» BRIEF
All the data should come back exactly as it was given.

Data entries

· · · · · · ·

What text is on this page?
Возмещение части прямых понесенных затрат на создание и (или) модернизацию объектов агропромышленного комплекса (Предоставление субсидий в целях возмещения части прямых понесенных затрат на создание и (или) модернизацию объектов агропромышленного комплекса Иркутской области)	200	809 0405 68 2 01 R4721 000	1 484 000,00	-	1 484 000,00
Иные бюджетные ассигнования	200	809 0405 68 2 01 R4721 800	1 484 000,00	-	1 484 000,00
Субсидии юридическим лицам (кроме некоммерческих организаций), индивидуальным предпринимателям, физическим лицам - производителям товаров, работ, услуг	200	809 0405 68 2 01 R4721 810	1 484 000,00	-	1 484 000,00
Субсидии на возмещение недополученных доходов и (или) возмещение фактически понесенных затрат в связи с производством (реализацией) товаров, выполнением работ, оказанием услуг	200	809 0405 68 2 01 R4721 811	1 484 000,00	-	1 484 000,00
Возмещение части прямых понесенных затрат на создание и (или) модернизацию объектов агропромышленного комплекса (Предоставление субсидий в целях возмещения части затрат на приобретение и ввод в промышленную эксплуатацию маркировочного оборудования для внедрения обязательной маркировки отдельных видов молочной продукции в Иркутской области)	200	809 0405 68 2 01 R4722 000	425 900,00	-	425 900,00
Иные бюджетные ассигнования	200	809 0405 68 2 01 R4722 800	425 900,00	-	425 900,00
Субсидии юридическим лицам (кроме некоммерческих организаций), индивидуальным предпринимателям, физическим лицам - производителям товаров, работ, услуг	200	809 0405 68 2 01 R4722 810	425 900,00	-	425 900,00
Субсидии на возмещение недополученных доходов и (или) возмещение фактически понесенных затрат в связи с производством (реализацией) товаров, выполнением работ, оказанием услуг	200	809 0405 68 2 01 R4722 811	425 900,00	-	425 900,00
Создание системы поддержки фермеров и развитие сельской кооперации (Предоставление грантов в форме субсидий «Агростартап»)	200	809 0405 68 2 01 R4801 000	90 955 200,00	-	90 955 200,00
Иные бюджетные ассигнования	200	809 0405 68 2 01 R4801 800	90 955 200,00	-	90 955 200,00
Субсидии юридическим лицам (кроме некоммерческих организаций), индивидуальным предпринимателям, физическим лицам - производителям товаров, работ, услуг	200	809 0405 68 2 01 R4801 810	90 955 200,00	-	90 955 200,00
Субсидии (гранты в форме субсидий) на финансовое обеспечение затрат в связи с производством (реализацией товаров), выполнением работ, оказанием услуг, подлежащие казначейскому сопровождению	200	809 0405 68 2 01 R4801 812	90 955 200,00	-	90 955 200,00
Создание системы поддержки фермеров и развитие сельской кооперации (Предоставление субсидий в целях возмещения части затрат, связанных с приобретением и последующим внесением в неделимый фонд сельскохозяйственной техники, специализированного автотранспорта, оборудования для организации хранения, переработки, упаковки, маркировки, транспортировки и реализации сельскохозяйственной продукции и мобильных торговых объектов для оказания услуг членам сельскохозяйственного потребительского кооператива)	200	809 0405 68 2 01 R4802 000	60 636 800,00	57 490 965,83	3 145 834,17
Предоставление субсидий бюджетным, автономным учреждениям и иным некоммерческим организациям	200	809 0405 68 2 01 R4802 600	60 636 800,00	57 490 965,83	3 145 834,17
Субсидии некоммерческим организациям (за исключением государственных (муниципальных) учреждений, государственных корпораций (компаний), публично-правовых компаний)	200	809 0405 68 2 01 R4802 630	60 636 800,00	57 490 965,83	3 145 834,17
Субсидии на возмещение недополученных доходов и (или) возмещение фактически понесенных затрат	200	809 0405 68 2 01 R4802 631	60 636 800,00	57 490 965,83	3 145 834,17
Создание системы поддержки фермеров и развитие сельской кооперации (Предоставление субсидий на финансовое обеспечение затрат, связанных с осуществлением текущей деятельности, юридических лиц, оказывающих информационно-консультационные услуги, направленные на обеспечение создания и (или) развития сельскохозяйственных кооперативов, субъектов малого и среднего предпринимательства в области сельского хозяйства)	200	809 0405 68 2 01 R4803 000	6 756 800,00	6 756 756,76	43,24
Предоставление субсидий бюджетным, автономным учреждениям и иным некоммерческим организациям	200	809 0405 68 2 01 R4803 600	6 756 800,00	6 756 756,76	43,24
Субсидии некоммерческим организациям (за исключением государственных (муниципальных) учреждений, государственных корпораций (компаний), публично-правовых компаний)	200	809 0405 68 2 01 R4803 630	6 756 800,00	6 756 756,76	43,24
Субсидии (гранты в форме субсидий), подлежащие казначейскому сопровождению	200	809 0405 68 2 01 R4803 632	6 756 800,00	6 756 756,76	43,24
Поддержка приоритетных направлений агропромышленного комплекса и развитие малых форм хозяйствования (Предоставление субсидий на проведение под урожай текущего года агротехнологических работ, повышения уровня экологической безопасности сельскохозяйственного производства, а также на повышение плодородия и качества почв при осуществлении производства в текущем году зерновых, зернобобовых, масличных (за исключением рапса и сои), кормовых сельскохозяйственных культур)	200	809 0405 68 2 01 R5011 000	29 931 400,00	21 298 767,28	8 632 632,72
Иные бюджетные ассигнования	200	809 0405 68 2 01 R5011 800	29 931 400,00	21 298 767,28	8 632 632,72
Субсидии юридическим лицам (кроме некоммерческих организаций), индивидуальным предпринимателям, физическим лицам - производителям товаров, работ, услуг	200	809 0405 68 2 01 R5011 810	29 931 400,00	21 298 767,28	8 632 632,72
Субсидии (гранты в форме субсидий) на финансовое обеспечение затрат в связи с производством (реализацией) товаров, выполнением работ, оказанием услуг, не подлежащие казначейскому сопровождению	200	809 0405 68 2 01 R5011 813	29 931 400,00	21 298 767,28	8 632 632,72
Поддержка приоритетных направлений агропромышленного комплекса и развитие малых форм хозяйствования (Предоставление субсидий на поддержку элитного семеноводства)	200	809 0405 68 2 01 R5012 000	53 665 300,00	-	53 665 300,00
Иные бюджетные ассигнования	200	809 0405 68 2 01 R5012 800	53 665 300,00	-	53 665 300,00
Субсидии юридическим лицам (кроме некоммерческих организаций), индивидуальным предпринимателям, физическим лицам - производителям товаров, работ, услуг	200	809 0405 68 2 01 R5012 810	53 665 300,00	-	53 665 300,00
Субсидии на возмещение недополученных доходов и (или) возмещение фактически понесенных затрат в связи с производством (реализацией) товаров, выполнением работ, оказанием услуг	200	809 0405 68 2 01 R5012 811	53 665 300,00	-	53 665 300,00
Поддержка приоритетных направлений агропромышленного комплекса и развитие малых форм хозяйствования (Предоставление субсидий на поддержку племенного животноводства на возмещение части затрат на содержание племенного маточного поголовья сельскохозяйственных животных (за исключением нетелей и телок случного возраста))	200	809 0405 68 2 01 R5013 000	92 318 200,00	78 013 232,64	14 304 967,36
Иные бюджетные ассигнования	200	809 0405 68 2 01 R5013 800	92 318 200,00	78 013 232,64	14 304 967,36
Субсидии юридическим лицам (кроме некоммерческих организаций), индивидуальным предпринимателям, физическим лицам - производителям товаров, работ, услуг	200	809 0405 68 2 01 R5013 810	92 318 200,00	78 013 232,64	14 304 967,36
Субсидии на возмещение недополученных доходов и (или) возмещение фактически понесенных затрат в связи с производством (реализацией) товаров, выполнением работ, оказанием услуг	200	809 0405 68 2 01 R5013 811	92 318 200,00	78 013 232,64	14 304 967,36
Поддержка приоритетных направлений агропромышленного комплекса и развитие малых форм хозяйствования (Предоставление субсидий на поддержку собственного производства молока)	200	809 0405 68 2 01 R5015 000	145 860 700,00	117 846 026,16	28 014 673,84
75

· · · · · · ·

» COMPLETED TASK
What text is on this page?
Возмещение части прямых понесенных затрат на создание и (или) модернизацию объектов агропромышленного комплекса (Предоставление субсидий в целях возмещения части прямых понесенных затрат на создание и (или) модернизацию объектов агропромышленного комплекса Иркутской области)	200	809 0405 68 2 01 R4721 000	1 484 000,00	-	1 484 000,00
Иные бюджетные ассигнования	200	809 0405 68 2 01 R4721 800	1 484 000,00	-	1 484 000,00
Субсидии юридическим лицам (кроме некоммерческих организаций), индивидуальным предпринимателям, физическим лицам - производителям товаров, работ, услуг	200	809 0405 68 2 01 R4721 810	1 484 000,00	-	1 484 000,00
Субсидии на возмещение недополученных доходов и (или) возмещение фактически понесенных затрат в связи с производством (реализацией) товаров, выполнением работ, оказанием услуг	200	809 0405 68 2 01 R4721 811	1 484 000,00	-	1 484 000,00
Возмещение части прямых понесенных затрат на создание и (или) модернизацию объектов агропромышленного комплекса (Предоставление субсидий в целях возмещения части затрат на приобретение и ввод в промышленную эксплуатацию маркировочного оборудования для внедрения обязательной маркировки отдельных видов молочной продукции в Иркутской области)	200	809 0405 68 2 01 R4722 000	425 900,00	-	425 900,00
Иные бюджетные ассигнования	200	809 0405 68 2 01 R4722 800	425 900,00	-	425 900,00
Субсидии юридическим лицам (кроме некоммерческих организаций), индивидуальным предпринимателям, физическим лицам - производителям товаров, работ, услуг	200	809 0405 68 2 01 R4722 810	425 900,00	-	425 900,00
Субсидии на возмещение недополученных доходов и (или) возмещение фактически понесенных затрат в связи с производством (реализацией) товаров, выполнением работ, оказанием услуг	200	809 0405 68 2 01 R4722 811	425 900,00	-	425 900,00
Создание системы поддержки фермеров и развитие сельской кооперации (Предоставление грантов в форме субсидий «Агростартап»)	200	809 0405 68 2 01 R4801 000	90 955 200,00	-	90 955 200,00
Иные бюджетные ассигнования	200	809 0405 68 2 01 R4801 800	90 955 200,00	-	90 955 200,00
Субсидии юридическим лицам (кроме некоммерческих организаций), индивидуальным предпринимателям, физическим лицам - производителям товаров, работ, услуг	200	809 0405 68 2 01 R4801 810	90 955 200,00	-	90 955 200,00
Субсидии (гранты в форме субсидий) на финансовое обеспечение затрат в связи с производством (реализацией товаров), выполнением работ, оказанием услуг, подлежащие казначейскому сопровождению	200	809 0405 68 2 01 R4801 812	90 955 200,00	-	90 955 200,00
Создание системы поддержки фермеров и развитие сельской кооперации (Предоставление субсидий в целях возмещения части затрат, связанных с приобретением и последующим внесением в неделимый фонд сельскохозяйственной техники, специализированного автотранспорта, оборудования для организации хранения, переработки, упаковки, маркировки, транспортировки и реализации сельскохозяйственной продукции и мобильных торговых объектов для оказания услуг членам сельскохозяйственного потребительского кооператива)	200	809 0405 68 2 01 R4802 000	60 636 800,00	57 490 965,83	3 145 834,17
Предоставление субсидий бюджетным, автономным учреждениям и иным некоммерческим организациям	200	809 0405 68 2 01 R4802 600	60 636 800,00	57 490 965,83	3 145 834,17
Субсидии некоммерческим организациям (за исключением государственных (муниципальных) учреждений, государственных корпораций (компаний), публично-правовых компаний)	200	809 0405 68 2 01 R4802 630	60 636 800,00	57 490 965,83	3 145 834,17
Субсидии на возмещение недополученных доходов и (или) возмещение фактически понесенных затрат	200	809 0405 68 2 01 R4802 631	60 636 800,00	57 490 965,83	3 145 834,17
Создание системы поддержки фермеров и развитие сельской кооперации (Предоставление субсидий на финансовое обеспечение затрат, связанных с осуществлением текущей деятельности, юридических лиц, оказывающих информационно-консультационные услуги, направленные на обеспечение создания и (или) развития сельскохозяйственных кооперативов, субъектов малого и среднего предпринимательства в области сельского хозяйства)	200	809 0405 68 2 01 R4803 000	6 756 800,00	6 756 756,76	43,24
Предоставление субсидий бюджетным, автономным учреждениям и иным некоммерческим организациям	200	809 0405 68 2 01 R4803 600	6 756 800,00	6 756 756,76	43,24
Субсидии некоммерческим организациям (за исключением государственных (муниципальных) учреждений, государственных корпораций (компаний), публично-правовых компаний)	200	809 0405 68 2 01 R4803 630	6 756 800,00	6 756 756,76	43,24
Субсидии (гранты в форме субсидий), подлежащие казначейскому сопровождению	200	809 0405 68 2 01 R4803 632	6 756 800,00	6 756 756,76	43,24
Поддержка приоритетных направлений агропромышленного комплекса и развитие малых форм хозяйствования (Предоставление субсидий на проведение под урожай текущего года агротехнологических работ, повышения уровня экологической безопасности сельскохозяйственного производства, а также на повышение плодородия и качества почв при осуществлении производства в текущем году зерновых, зернобобовых, масличных (за исключением рапса и сои), кормовых сельскохозяйственных культур)	200	809 0405 68 2 01 R5011 000	29 931 400,00	21 298 767,28	8 632 632,72
Иные бюджетные ассигнования	200	809 0405 68 2 01 R5011 800	29 931 400,00	21 298 767,28	8 632 632,72
Субсидии юридическим лицам (кроме некоммерческих организаций), индивидуальным предпринимателям, физическим лицам - производителям товаров, работ, услуг	200	809 0405 68 2 01 R5011 810	29 931 400,00	21 298 767,28	8 632 632,72
Субсидии (гранты в форме субсидий) на финансовое обеспечение затрат в связи с производством (реализацией) товаров, выполнением работ, оказанием услуг, не подлежащие казначейскому сопровождению	200	809 0405 68 2 01 R5011 813	29 931 400,00	21 298 767,28	8 632 632,72
Поддержка приоритетных направлений агропромышленного комплекса и развитие малых форм хозяйствования (Предоставление субсидий на поддержку элитного семеноводства)	200	809 0405 68 2 01 R5012 000	53 665 300,00	-	53 665 300,00
Иные бюджетные ассигнования	200	809 0405 68 2 01 R5012 800	53 665 300,00	-	53 665 300,00
Субсидии юридическим лицам (кроме некоммерческих организаций), индивидуальным предпринимателям, физическим лицам - производителям товаров, работ, услуг	200	809 0405 68 2 01 R5012 810	53 665 300,00	-	53 665 300,00
Субсидии на возмещение недополученных доходов и (или) возмещение фактически понесенных затрат в связи с производством (реализацией) товаров, выполнением работ, оказанием услуг	200	809 0405 68 2 01 R5012 811	53 665 300,00	-	53 665 300,00
Поддержка приоритетных направлений агропромышленного комплекса и развитие малых форм хозяйствования (Предоставление субсидий на поддержку племенного животноводства на возмещение части затрат на содержание племенного маточного поголовья сельскохозяйственных животных (за исключением нетелей и телок случного возраста))	200	809 0405 68 2 01 R5013 000	92 318 200,00	78 013 232,64	14 304 967,36
Иные бюджетные ассигнования	200	809 0405 68 2 01 R5013 800	92 318 200,00	78 013 232,64	14 304 967,36
Субсидии юридическим лицам (кроме некоммерческих организаций), индивидуальным предпринимателям, физическим лицам - производителям товаров, работ, услуг	200	809 0405 68 2 01 R5013 810	92 318 200,00	78 013 232,64	14 304 967,36
Субсидии на возмещение недополученных доходов и (или) возмещение фактически понесенных затрат в связи с производством (реализацией) товаров, выполнением работ, оказанием услуг	200	809 0405 68 2 01 R5013 811	92 318 200,00	78 013 232,64	14 304 967,36
Поддержка приоритетных направлений агропромышленного комплекса и развитие малых форм хозяйствования (Предоставление субсидий на поддержку собственного производства молока)	200	809 0405 68 2 01 R5015 000	145 860 700,00	117 846 026,16	28 014 673,84
75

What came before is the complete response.